GOAL OF THE EXERCISE:
Copy each line of the records that contains the word "задолженность".

AVAILABLE RECORDS:
┌──

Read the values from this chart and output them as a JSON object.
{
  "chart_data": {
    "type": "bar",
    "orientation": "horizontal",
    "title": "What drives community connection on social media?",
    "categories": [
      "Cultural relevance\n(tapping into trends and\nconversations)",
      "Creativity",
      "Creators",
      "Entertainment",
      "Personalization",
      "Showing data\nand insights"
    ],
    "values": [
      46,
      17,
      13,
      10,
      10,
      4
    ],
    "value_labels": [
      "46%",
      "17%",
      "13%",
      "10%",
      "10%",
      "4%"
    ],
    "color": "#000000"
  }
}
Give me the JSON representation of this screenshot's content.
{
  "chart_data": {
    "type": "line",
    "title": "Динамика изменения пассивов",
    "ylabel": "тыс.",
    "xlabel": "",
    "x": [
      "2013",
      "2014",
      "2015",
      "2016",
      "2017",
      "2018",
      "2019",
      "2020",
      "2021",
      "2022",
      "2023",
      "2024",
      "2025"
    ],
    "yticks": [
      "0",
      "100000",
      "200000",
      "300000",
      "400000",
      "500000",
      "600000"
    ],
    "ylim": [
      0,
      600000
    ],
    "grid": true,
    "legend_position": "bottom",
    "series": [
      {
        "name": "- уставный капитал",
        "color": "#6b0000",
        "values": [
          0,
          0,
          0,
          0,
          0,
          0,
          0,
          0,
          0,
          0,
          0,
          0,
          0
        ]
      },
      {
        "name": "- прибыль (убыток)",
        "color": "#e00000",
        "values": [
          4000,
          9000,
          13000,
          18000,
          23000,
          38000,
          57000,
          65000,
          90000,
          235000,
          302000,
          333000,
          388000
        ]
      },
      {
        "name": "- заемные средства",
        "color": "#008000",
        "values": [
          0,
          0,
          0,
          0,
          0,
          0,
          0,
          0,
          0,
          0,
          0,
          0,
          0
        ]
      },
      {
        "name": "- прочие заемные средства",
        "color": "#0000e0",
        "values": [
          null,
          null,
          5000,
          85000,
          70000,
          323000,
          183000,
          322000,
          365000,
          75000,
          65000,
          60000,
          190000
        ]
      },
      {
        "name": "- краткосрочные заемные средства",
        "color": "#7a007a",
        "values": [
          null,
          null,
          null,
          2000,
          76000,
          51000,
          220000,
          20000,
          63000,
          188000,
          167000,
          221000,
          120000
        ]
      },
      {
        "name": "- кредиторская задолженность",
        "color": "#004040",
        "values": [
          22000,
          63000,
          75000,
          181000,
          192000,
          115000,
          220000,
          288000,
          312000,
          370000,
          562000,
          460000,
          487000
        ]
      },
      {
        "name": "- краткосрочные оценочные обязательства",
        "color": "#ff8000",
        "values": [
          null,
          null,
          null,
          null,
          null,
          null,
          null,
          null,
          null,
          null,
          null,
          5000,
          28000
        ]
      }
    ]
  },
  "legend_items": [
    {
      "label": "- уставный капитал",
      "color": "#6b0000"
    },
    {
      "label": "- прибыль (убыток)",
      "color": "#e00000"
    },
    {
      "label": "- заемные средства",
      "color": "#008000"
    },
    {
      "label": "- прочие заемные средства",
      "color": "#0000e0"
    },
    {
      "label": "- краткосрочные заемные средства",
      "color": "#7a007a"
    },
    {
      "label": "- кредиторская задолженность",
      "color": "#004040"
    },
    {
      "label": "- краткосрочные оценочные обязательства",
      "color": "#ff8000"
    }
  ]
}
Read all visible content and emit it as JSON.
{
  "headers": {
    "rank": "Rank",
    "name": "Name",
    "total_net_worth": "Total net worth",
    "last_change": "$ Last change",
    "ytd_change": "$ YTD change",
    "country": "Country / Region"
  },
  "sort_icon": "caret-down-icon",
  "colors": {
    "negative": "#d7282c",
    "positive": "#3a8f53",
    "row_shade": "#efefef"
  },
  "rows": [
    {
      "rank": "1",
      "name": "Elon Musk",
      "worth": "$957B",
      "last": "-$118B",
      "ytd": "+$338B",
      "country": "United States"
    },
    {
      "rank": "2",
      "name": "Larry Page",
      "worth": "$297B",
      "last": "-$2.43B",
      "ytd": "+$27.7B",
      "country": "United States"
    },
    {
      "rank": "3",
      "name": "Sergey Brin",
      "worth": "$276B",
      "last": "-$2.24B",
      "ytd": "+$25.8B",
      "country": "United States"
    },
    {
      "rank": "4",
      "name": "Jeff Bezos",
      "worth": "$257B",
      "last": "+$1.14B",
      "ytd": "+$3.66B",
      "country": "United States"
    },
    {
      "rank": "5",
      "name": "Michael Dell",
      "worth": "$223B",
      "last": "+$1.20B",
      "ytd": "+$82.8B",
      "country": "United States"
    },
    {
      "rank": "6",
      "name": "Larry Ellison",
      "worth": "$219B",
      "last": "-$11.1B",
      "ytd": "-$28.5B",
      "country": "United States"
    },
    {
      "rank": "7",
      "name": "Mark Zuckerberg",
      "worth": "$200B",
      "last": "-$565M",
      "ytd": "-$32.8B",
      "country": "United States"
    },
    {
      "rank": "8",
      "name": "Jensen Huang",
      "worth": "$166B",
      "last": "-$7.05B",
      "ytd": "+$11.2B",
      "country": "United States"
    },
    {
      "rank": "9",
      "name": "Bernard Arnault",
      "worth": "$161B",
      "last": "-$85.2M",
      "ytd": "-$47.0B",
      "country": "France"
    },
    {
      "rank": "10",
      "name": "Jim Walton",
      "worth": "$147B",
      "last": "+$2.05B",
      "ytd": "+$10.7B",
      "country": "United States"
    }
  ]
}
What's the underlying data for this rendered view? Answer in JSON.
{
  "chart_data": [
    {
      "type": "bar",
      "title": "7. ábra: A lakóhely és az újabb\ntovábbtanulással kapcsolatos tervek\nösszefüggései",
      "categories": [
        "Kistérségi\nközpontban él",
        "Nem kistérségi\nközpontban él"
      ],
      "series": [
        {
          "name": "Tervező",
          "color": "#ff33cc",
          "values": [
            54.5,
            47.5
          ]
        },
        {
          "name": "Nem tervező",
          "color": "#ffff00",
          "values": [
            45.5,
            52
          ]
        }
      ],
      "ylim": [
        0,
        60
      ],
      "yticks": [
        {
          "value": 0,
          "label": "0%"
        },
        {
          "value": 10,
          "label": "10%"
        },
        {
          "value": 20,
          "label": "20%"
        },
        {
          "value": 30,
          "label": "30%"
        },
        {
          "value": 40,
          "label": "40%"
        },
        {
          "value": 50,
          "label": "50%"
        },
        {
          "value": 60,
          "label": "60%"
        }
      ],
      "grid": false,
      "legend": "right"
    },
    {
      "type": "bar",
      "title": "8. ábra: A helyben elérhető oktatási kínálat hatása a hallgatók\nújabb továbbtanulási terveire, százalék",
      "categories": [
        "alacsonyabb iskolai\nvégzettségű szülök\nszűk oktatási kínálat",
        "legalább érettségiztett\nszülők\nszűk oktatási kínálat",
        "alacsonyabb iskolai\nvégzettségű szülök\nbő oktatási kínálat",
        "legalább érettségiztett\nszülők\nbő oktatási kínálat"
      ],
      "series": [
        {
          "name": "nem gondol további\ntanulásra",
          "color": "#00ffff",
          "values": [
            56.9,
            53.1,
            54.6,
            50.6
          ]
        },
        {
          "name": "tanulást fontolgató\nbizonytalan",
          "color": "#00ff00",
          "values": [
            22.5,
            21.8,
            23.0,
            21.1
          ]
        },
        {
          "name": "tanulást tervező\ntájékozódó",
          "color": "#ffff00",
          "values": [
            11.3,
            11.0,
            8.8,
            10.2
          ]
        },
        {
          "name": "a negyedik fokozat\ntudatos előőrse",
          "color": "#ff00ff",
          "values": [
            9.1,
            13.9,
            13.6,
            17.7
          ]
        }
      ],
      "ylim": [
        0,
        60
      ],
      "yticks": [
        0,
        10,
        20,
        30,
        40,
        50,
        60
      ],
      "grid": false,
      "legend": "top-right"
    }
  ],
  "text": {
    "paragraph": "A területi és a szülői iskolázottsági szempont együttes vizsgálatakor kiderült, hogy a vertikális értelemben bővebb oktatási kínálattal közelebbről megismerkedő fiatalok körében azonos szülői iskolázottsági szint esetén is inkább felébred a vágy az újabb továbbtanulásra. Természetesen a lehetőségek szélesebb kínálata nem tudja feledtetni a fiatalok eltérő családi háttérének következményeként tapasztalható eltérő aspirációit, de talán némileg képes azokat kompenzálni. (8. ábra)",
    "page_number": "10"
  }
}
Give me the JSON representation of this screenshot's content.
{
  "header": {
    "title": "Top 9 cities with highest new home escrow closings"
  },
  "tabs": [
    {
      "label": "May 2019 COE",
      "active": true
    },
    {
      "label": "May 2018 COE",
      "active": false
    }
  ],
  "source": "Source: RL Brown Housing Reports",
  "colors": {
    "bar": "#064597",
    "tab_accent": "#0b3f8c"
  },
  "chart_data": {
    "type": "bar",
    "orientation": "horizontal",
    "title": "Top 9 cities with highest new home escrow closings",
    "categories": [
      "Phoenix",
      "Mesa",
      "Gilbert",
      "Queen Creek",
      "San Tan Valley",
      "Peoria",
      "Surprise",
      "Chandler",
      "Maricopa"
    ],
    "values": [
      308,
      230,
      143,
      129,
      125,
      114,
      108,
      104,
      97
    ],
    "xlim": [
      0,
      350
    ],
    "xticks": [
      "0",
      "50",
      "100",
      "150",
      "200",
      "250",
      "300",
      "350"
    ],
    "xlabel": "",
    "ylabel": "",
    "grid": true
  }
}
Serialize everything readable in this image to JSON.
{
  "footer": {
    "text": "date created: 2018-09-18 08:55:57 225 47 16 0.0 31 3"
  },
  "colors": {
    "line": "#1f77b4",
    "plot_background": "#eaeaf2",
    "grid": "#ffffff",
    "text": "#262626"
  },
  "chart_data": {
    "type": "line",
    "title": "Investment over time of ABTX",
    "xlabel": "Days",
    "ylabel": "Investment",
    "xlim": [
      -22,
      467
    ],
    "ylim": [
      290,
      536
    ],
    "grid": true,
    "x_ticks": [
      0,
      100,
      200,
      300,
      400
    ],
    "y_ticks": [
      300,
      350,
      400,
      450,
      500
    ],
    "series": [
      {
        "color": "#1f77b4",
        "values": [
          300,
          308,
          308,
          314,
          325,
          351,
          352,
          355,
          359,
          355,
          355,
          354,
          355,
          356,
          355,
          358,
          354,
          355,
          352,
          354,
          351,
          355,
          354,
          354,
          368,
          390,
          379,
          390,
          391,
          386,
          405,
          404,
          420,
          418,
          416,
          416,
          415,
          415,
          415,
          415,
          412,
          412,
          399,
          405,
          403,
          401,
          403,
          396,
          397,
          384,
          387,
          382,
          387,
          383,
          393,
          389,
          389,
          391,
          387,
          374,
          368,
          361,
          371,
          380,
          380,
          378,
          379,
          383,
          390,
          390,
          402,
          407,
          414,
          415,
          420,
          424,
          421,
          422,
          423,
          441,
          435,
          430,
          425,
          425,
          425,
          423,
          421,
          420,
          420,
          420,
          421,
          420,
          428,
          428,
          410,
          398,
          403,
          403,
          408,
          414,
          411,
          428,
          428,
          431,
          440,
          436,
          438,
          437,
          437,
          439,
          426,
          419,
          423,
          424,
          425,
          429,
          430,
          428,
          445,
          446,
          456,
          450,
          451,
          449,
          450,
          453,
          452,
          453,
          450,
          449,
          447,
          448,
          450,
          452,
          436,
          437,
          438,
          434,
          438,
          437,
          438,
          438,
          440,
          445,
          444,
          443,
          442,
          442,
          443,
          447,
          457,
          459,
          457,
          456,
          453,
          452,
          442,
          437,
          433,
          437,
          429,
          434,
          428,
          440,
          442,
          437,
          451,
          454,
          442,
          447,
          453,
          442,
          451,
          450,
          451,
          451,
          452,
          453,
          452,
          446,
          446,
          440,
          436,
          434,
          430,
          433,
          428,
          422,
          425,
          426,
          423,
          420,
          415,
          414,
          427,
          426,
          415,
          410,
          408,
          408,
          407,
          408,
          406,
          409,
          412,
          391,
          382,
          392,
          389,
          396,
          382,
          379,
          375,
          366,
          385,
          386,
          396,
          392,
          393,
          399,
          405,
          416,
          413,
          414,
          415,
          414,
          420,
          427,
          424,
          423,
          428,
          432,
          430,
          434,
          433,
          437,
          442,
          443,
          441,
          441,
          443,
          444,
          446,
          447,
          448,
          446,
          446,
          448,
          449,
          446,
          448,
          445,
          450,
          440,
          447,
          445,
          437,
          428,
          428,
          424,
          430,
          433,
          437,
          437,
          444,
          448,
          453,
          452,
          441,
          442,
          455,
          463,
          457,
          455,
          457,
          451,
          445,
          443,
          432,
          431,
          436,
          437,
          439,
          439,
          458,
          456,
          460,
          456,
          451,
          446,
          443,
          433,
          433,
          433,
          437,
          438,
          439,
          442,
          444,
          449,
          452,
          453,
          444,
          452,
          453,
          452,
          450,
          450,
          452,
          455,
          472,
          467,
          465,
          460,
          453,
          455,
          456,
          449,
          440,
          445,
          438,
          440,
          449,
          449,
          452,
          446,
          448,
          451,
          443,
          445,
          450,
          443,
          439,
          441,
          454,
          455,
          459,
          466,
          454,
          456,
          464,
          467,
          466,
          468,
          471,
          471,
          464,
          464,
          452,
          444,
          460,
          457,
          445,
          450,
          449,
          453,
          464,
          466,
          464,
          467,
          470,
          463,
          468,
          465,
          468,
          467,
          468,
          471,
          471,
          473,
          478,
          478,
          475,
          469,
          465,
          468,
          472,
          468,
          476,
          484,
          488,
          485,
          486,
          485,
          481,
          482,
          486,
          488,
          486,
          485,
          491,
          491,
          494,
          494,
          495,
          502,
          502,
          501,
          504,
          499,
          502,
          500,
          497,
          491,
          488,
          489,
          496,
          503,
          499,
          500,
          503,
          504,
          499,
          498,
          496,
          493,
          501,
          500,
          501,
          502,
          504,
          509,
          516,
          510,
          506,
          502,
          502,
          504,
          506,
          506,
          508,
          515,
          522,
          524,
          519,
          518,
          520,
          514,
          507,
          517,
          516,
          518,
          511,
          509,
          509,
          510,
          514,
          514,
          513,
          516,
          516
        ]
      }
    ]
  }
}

└──

ANSWER FOR THE TASK:
        "name": "- кредиторская задолженность",
      "label": "- кредиторская задолженность",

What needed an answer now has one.